Recast the lines running from the one with "scatter-point: [307, 593, 317, 603]" through the one with "y-tick-label: 0: [586, 185, 591, 195]" as a JSON list of strings, one string per line, skipping any blank lines.

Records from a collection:
-=-=-=-=-
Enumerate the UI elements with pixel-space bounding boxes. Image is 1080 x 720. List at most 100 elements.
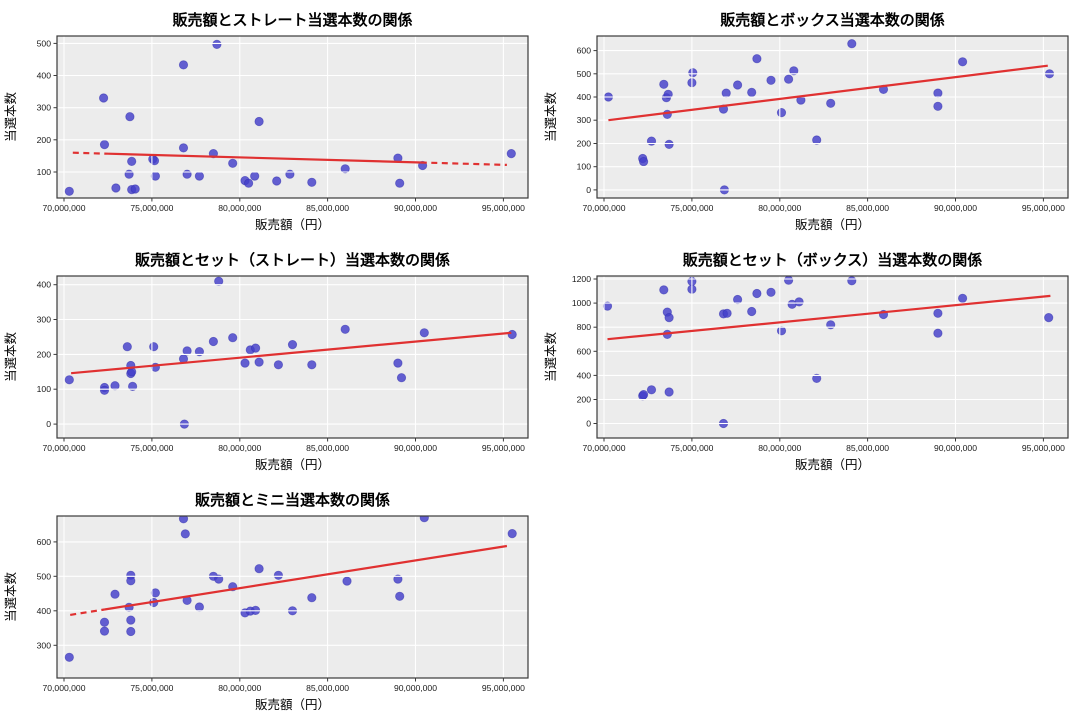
scatter-point: [307, 593, 317, 603]
scatter-point: [150, 588, 160, 598]
scatter-point: [182, 346, 192, 356]
x-tick-label: 95,000,000: [482, 203, 525, 213]
trend-line: [70, 608, 105, 616]
scatter-point: [307, 177, 317, 187]
scatter-point: [285, 169, 295, 179]
scatter-point: [784, 74, 794, 84]
scatter-point: [847, 276, 857, 286]
y-tick-label: 200: [37, 135, 52, 145]
x-tick-label: 75,000,000: [130, 683, 173, 693]
x-tick-label: 80,000,000: [218, 203, 261, 213]
scatter-point: [847, 39, 857, 49]
y-tick-label: 300: [37, 315, 52, 325]
scatter-point: [124, 169, 134, 179]
y-tick-label: 0: [586, 419, 591, 429]
plot-border: [596, 35, 1069, 199]
y-axis-label: 当選本数: [543, 332, 558, 383]
scatter-plot: 70,000,000 75,000,000 80,000,000 85,000,000…: [3, 491, 529, 712]
scatter-point: [507, 329, 517, 340]
scatter-point: [639, 390, 649, 400]
y-tick-label: 400: [37, 280, 52, 290]
scatter-point: [812, 373, 822, 383]
scatter-point: [111, 183, 121, 193]
scatter-point: [194, 602, 204, 612]
chart-straight: 70,000,000 75,000,000 80,000,000 85,000,000…: [0, 0, 540, 240]
x-tick-label: 75,000,000: [670, 203, 713, 213]
scatter-point: [228, 333, 238, 343]
scatter-point: [722, 308, 732, 318]
x-tick-label: 70,000,000: [42, 683, 85, 693]
y-tick-label: 600: [577, 46, 592, 56]
scatter-point: [110, 381, 120, 391]
scatter-point: [251, 343, 261, 353]
x-tick-label: 95,000,000: [482, 683, 525, 693]
x-axis-label: 販売額（円）: [795, 217, 870, 232]
scatter-point: [957, 293, 968, 303]
y-axis-label: 当選本数: [3, 572, 18, 623]
x-tick-label: 80,000,000: [218, 443, 261, 453]
plot-area: [57, 516, 528, 678]
scatter-point: [180, 529, 190, 539]
scatter-point: [506, 149, 516, 159]
y-axis-label: 当選本数: [3, 332, 18, 383]
scatter-point: [664, 139, 674, 149]
scatter-point: [214, 276, 224, 286]
x-axis-label: 販売額（円）: [255, 457, 330, 472]
scatter-point: [933, 101, 943, 111]
scatter-point: [99, 140, 110, 150]
scatter-point: [272, 176, 282, 186]
x-tick-label: 70,000,000: [582, 443, 625, 453]
scatter-point: [784, 276, 794, 285]
y-tick-label: 0: [586, 185, 591, 195]
scatter-point: [99, 626, 110, 636]
scatter-point: [733, 294, 743, 305]
scatter-point: [273, 360, 283, 370]
x-tick-label: 90,000,000: [934, 443, 977, 453]
y-tick-label: 300: [37, 640, 52, 650]
x-tick-label: 90,000,000: [394, 683, 437, 693]
trend-line: [420, 161, 507, 166]
scatter-point: [228, 158, 238, 168]
x-tick-label: 90,000,000: [394, 443, 437, 453]
plot-border: [596, 275, 1069, 439]
scatter-point: [178, 516, 189, 524]
scatter-point: [244, 178, 254, 188]
y-tick-label: 800: [577, 322, 592, 332]
scatter-point: [659, 79, 669, 89]
scatter-point: [663, 89, 673, 99]
trend-line: [104, 544, 508, 611]
x-tick-label: 85,000,000: [846, 203, 889, 213]
x-tick-label: 70,000,000: [582, 203, 625, 213]
chart-title: 販売額とセット（ボックス）当選本数の関係: [683, 251, 983, 269]
scatter-point: [766, 287, 776, 297]
scatter-point: [752, 54, 762, 64]
scatter-point: [957, 57, 968, 67]
scatter-point: [254, 357, 264, 367]
scatter-point: [393, 574, 403, 584]
x-tick-label: 80,000,000: [758, 203, 801, 213]
x-tick-label: 85,000,000: [306, 683, 349, 693]
x-tick-label: 70,000,000: [42, 203, 85, 213]
scatter-point: [130, 184, 140, 194]
y-tick-label: 400: [577, 370, 592, 380]
scatter-point: [150, 171, 160, 181]
scatter-point: [826, 98, 836, 108]
y-tick-label: 200: [577, 395, 592, 405]
y-tick-label: 0: [46, 419, 51, 429]
y-tick-label: 100: [37, 167, 52, 177]
plot-border: [56, 515, 529, 679]
scatter-point: [240, 358, 250, 368]
y-tick-label: 200: [577, 139, 592, 149]
scatter-point: [194, 171, 204, 181]
scatter-point: [789, 66, 799, 76]
scatter-point: [664, 313, 674, 323]
chart-title: 販売額とストレート当選本数の関係: [172, 11, 412, 29]
x-tick-label: 75,000,000: [130, 443, 173, 453]
x-tick-label: 80,000,000: [758, 443, 801, 453]
chart-box: 70,000,000 75,000,000 80,000,000 85,000,000…: [540, 0, 1080, 240]
x-tick-label: 90,000,000: [394, 203, 437, 213]
x-tick-label: 75,000,000: [670, 443, 713, 453]
scatter-point: [933, 328, 943, 338]
chart-set-straight: 70,000,000 75,000,000 80,000,000 85,000,000…: [0, 240, 540, 480]
scatter-point: [127, 156, 137, 166]
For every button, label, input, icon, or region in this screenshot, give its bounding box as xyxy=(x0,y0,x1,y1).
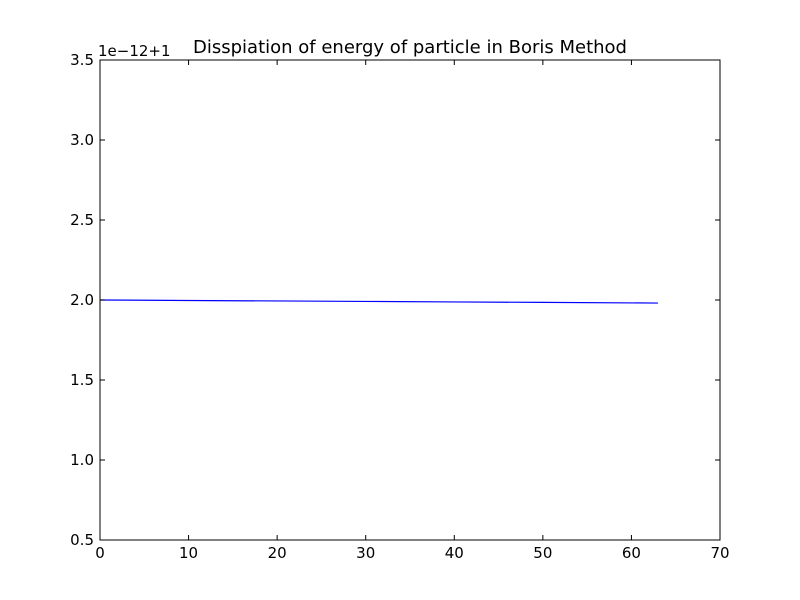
-=-=-=-=-
RESPONSE TO THE TASK
[
  "scatter-point: [307, 593, 317, 603]",
  "scatter-point: [150, 588, 160, 598]",
  "scatter-point: [182, 346, 192, 356]",
  "x-tick-label: 95,000,000: [482, 203, 525, 213]",
  "trend-line: [70, 608, 105, 616]",
  "scatter-point: [307, 177, 317, 187]",
  "scatter-point: [285, 169, 295, 179]",
  "scatter-point: [784, 74, 794, 84]",
  "scatter-point: [847, 276, 857, 286]",
  "y-tick-label: 200: [37, 135, 52, 145]",
  "x-tick-label: 75,000,000: [130, 683, 173, 693]",
  "x-tick-label: 80,000,000: [218, 203, 261, 213]",
  "scatter-point: [847, 39, 857, 49]",
  "y-tick-label: 300: [37, 315, 52, 325]",
  "scatter-point: [124, 169, 134, 179]",
  "y-tick-label: 0: [586, 419, 591, 429]",
  "plot-border: [596, 35, 1069, 199]",
  "y-axis-label: 当選本数: [543, 332, 558, 383]",
  "scatter-plot: 70,000,000 75,000,000 80,000,000 85,000,000…: [3, 491, 529, 712]",
  "scatter-point: [507, 329, 517, 340]",
  "scatter-point: [639, 390, 649, 400]",
  "y-tick-label: 400: [37, 280, 52, 290]",
  "scatter-point: [812, 373, 822, 383]",
  "scatter-point: [111, 183, 121, 193]",
  "scatter-point: [194, 602, 204, 612]",
  "chart-straight: 70,000,000 75,000,000 80,000,000 85,000,000…: [0, 0, 540, 240]",
  "x-tick-label: 75,000,000: [670, 203, 713, 213]",
  "scatter-point: [228, 333, 238, 343]",
  "scatter-point: [722, 308, 732, 318]",
  "x-tick-label: 70,000,000: [42, 683, 85, 693]",
  "y-tick-label: 600: [577, 46, 592, 56]",
  "scatter-point: [110, 381, 120, 391]",
  "scatter-point: [251, 343, 261, 353]",
  "x-tick-label: 95,000,000: [482, 683, 525, 693]",
  "x-axis-label: 販売額（円）: [795, 217, 870, 232]",
  "scatter-point: [957, 293, 968, 303]",
  "y-axis-label: 当選本数: [3, 572, 18, 623]",
  "x-tick-label: 80,000,000: [218, 443, 261, 453]",
  "plot-area: [57, 516, 528, 678]",
  "scatter-point: [180, 529, 190, 539]",
  "scatter-point: [506, 149, 516, 159]",
  "y-axis-label: 当選本数: [3, 332, 18, 383]",
  "scatter-point: [664, 139, 674, 149]",
  "scatter-point: [214, 276, 224, 286]",
  "x-axis-label: 販売額（円）: [255, 457, 330, 472]",
  "scatter-point: [933, 101, 943, 111]",
  "scatter-point: [99, 140, 110, 150]",
  "scatter-point: [272, 176, 282, 186]",
  "x-tick-label: 70,000,000: [582, 443, 625, 453]",
  "scatter-point: [784, 276, 794, 285]",
  "y-tick-label: 0: [586, 185, 591, 195]"
]